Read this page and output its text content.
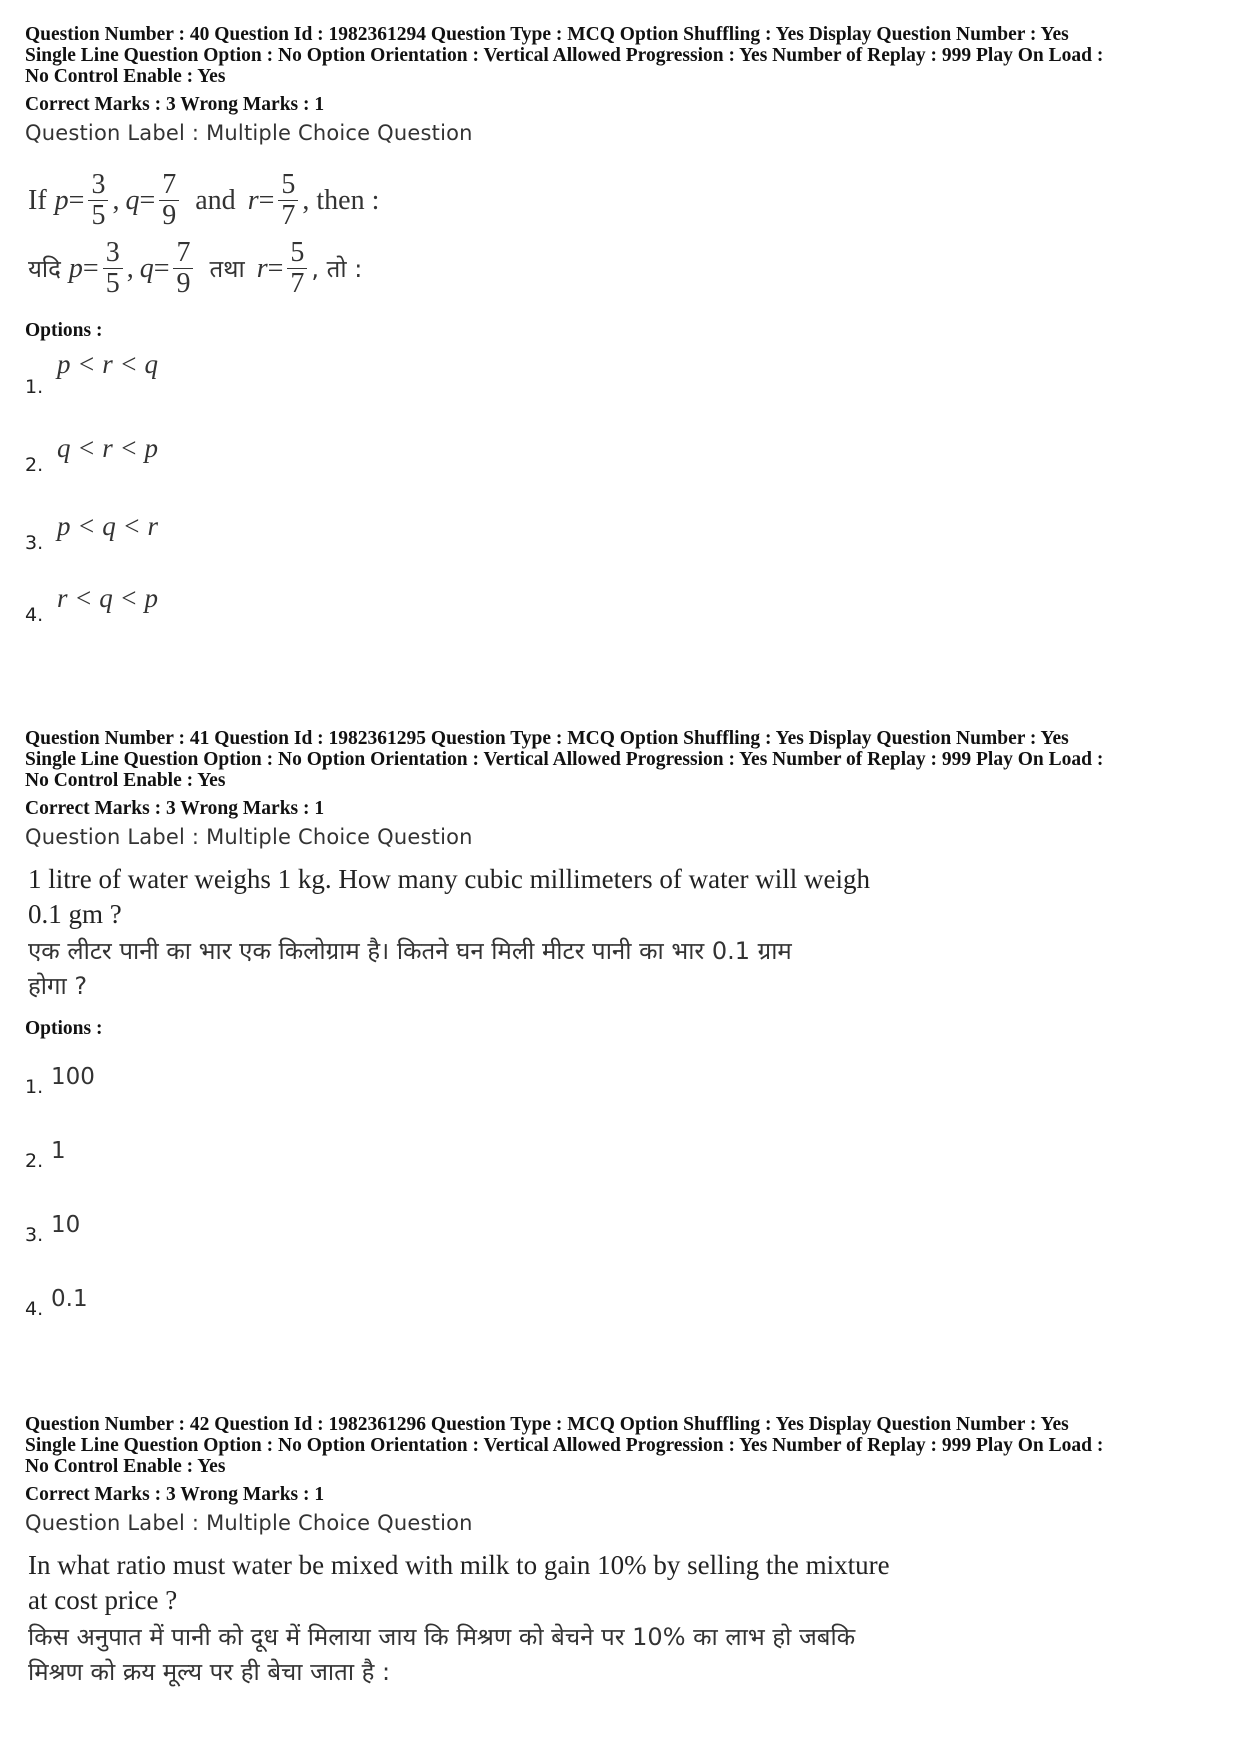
Question Number : 40 Question Id : 1982361294 Question Type : MCQ Option Shuffling : Yes Display Question Number : Yes
Single Line Question Option : No Option Orientation : Vertical Allowed Progression : Yes Number of Replay : 999 Play On Load :
No Control Enable : Yes
Correct Marks : 3 Wrong Marks : 1
Question Label : Multiple Choice Question
If $p = \frac{3}{5}$ , $q = \frac{7}{9}$ and $r = \frac{5}{7}$ , then :
यदि $p = \frac{3}{5}$ , $q = \frac{7}{9}$ तथा $r = \frac{5}{7}$ , तो :
Options :
1.
p < r < q
2.
q < r < p
3.
p < q < r
4.
r < q < p
Question Number : 41 Question Id : 1982361295 Question Type : MCQ Option Shuffling : Yes Display Question Number : Yes
Single Line Question Option : No Option Orientation : Vertical Allowed Progression : Yes Number of Replay : 999 Play On Load :
No Control Enable : Yes
Correct Marks : 3 Wrong Marks : 1
Question Label : Multiple Choice Question
1 litre of water weighs 1 kg. How many cubic millimeters of water will weigh
0.1 gm ?
एक लीटर पानी का भार एक किलोग्राम है। कितने घन मिली मीटर पानी का भार 0.1 ग्राम
होगा ?
Options :
1. 100
2. 1
3. 10
4. 0.1
Question Number : 42 Question Id : 1982361296 Question Type : MCQ Option Shuffling : Yes Display Question Number : Yes
Single Line Question Option : No Option Orientation : Vertical Allowed Progression : Yes Number of Replay : 999 Play On Load :
No Control Enable : Yes
Correct Marks : 3 Wrong Marks : 1
Question Label : Multiple Choice Question
In what ratio must water be mixed with milk to gain 10% by selling the mixture
at cost price ?
किस अनुपात में पानी को दूध में मिलाया जाय कि मिश्रण को बेचने पर 10% का लाभ हो जबकि
मिश्रण को क्रय मूल्य पर ही बेचा जाता है :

--*--

--- Short exercise ---
Every entry must be transcribed exactly. Pictures do not belong in the copy.

--- Full solution ---
Read this page and output its text content.
Question Number : 40 Question Id : 1982361294 Question Type : MCQ Option Shuffling : Yes Display Question Number : Yes
Single Line Question Option : No Option Orientation : Vertical Allowed Progression : Yes Number of Replay : 999 Play On Load :
No Control Enable : Yes
Correct Marks : 3 Wrong Marks : 1
Question Label : Multiple Choice Question
If $p = \frac{3}{5}$ , $q = \frac{7}{9}$ and $r = \frac{5}{7}$ , then :
यदि $p = \frac{3}{5}$ , $q = \frac{7}{9}$ तथा $r = \frac{5}{7}$ , तो :
Options :
1.
p < r < q
2.
q < r < p
3.
p < q < r
4.
r < q < p
Question Number : 41 Question Id : 1982361295 Question Type : MCQ Option Shuffling : Yes Display Question Number : Yes
Single Line Question Option : No Option Orientation : Vertical Allowed Progression : Yes Number of Replay : 999 Play On Load :
No Control Enable : Yes
Correct Marks : 3 Wrong Marks : 1
Question Label : Multiple Choice Question
1 litre of water weighs 1 kg. How many cubic millimeters of water will weigh
0.1 gm ?
एक लीटर पानी का भार एक किलोग्राम है। कितने घन मिली मीटर पानी का भार 0.1 ग्राम
होगा ?
Options :
1. 100
2. 1
3. 10
4. 0.1
Question Number : 42 Question Id : 1982361296 Question Type : MCQ Option Shuffling : Yes Display Question Number : Yes
Single Line Question Option : No Option Orientation : Vertical Allowed Progression : Yes Number of Replay : 999 Play On Load :
No Control Enable : Yes
Correct Marks : 3 Wrong Marks : 1
Question Label : Multiple Choice Question
In what ratio must water be mixed with milk to gain 10% by selling the mixture
at cost price ?
किस अनुपात में पानी को दूध में मिलाया जाय कि मिश्रण को बेचने पर 10% का लाभ हो जबकि
मिश्रण को क्रय मूल्य पर ही बेचा जाता है :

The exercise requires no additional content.